WHAT TO DO:
Working from the material below, print the lines from the line holding "Output a JSON" through its final line, inclusive, exactly and with nothing else; pictures are excluded.

Entries with figure data:
***

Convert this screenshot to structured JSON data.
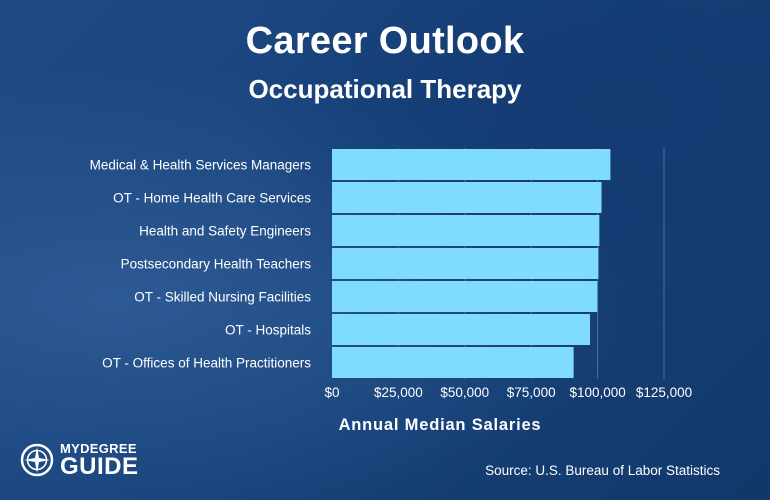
{
  "header": {
    "title": "Career Outlook",
    "subtitle": "Occupational Therapy"
  },
  "chart_data": {
    "type": "bar",
    "orientation": "horizontal",
    "categories": [
      "Medical & Health Services Managers",
      "OT - Home Health Care Services",
      "Health and Safety Engineers",
      "Postsecondary Health Teachers",
      "OT - Skilled Nursing Facilities",
      "OT - Hospitals",
      "OT - Offices of Health Practitioners"
    ],
    "values": [
      104830,
      101480,
      100660,
      100300,
      99880,
      97150,
      90960
    ],
    "xlabel": "Annual Median Salaries",
    "xlim": [
      0,
      125000
    ],
    "xticks": [
      "$0",
      "$25,000",
      "$50,000",
      "$75,000",
      "$100,000",
      "$125,000"
    ],
    "bar_color": "#7fdcff",
    "grid": true
  },
  "footer": {
    "source": "Source: U.S. Bureau of Labor Statistics",
    "logo_top": "MYDEGREE",
    "logo_bottom": "GUIDE"
  }
}
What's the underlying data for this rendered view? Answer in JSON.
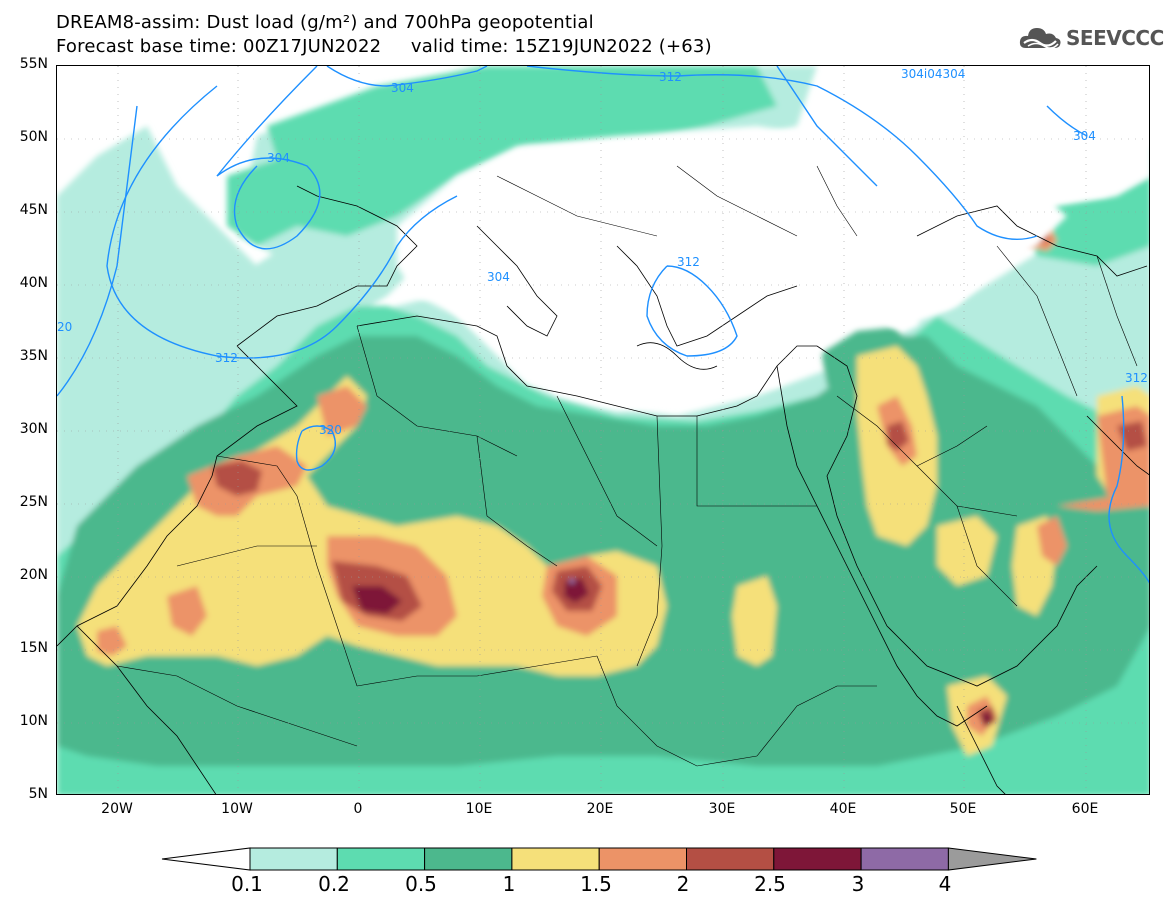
{
  "title": {
    "line1": "DREAM8-assim: Dust load (g/m²) and 700hPa geopotential",
    "line2": "Forecast base time: 00Z17JUN2022     valid time: 15Z19JUN2022 (+63)"
  },
  "logo": {
    "text": "SEEVCCC",
    "icon": "cloud-icon"
  },
  "axes": {
    "lat_labels": [
      "55N",
      "50N",
      "45N",
      "40N",
      "35N",
      "30N",
      "25N",
      "20N",
      "15N",
      "10N",
      "5N"
    ],
    "lon_labels": [
      "20W",
      "10W",
      "0",
      "10E",
      "20E",
      "30E",
      "40E",
      "50E",
      "60E"
    ]
  },
  "contours": {
    "color": "#1e90ff",
    "labels": [
      "304",
      "304",
      "312",
      "304i04304",
      "304",
      "304",
      "312",
      "320",
      "312",
      "312",
      "20"
    ]
  },
  "colorbar": {
    "ticks": [
      "0.1",
      "0.2",
      "0.5",
      "1",
      "1.5",
      "2",
      "2.5",
      "3",
      "4"
    ],
    "colors": [
      "#ffffff",
      "#b5ecdf",
      "#5ddcb0",
      "#4cb88d",
      "#f5e07a",
      "#ec9367",
      "#b44f44",
      "#7e1638",
      "#8e6aa6",
      "#9b9b9b"
    ]
  }
}
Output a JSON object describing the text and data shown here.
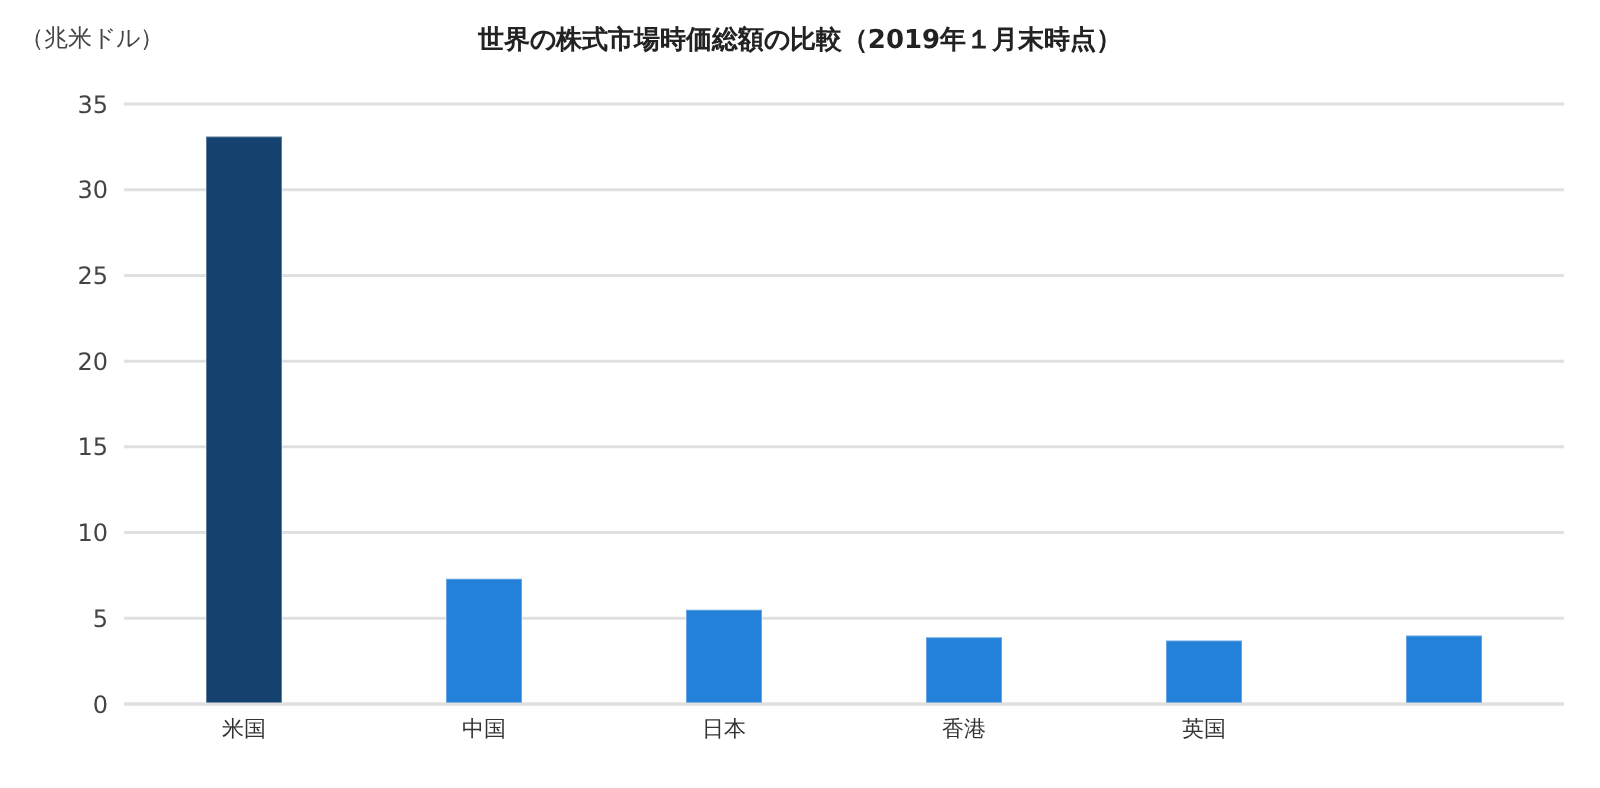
{
  "chart_data": {
    "type": "bar",
    "title": "世界の株式市場時価総額の比較（2019年１月末時点）",
    "ylabel": "（兆米ドル）",
    "categories": [
      "米国",
      "中国",
      "日本",
      "香港",
      "英国",
      null
    ],
    "values": [
      33.1,
      7.3,
      5.5,
      3.9,
      3.7,
      4.0
    ],
    "colors": [
      "#15416f",
      "#2381d9",
      "#2381d9",
      "#2381d9",
      "#2381d9",
      "#2381d9"
    ],
    "ylim": [
      0,
      35
    ],
    "yticks": [
      0,
      5,
      10,
      15,
      20,
      25,
      30,
      35
    ],
    "grid": "y",
    "legend": false
  }
}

***

WRITTEN SOLUTION:
Output a JSON object describing the text and data shown here.
{
  "chart_data": {
    "type": "bar",
    "title": "世界の株式市場時価総額の比較（2019年１月末時点）",
    "ylabel": "（兆米ドル）",
    "categories": [
      "米国",
      "中国",
      "日本",
      "香港",
      "英国",
      null
    ],
    "values": [
      33.1,
      7.3,
      5.5,
      3.9,
      3.7,
      4.0
    ],
    "colors": [
      "#15416f",
      "#2381d9",
      "#2381d9",
      "#2381d9",
      "#2381d9",
      "#2381d9"
    ],
    "ylim": [
      0,
      35
    ],
    "yticks": [
      0,
      5,
      10,
      15,
      20,
      25,
      30,
      35
    ],
    "grid": "y",
    "legend": false
  }
}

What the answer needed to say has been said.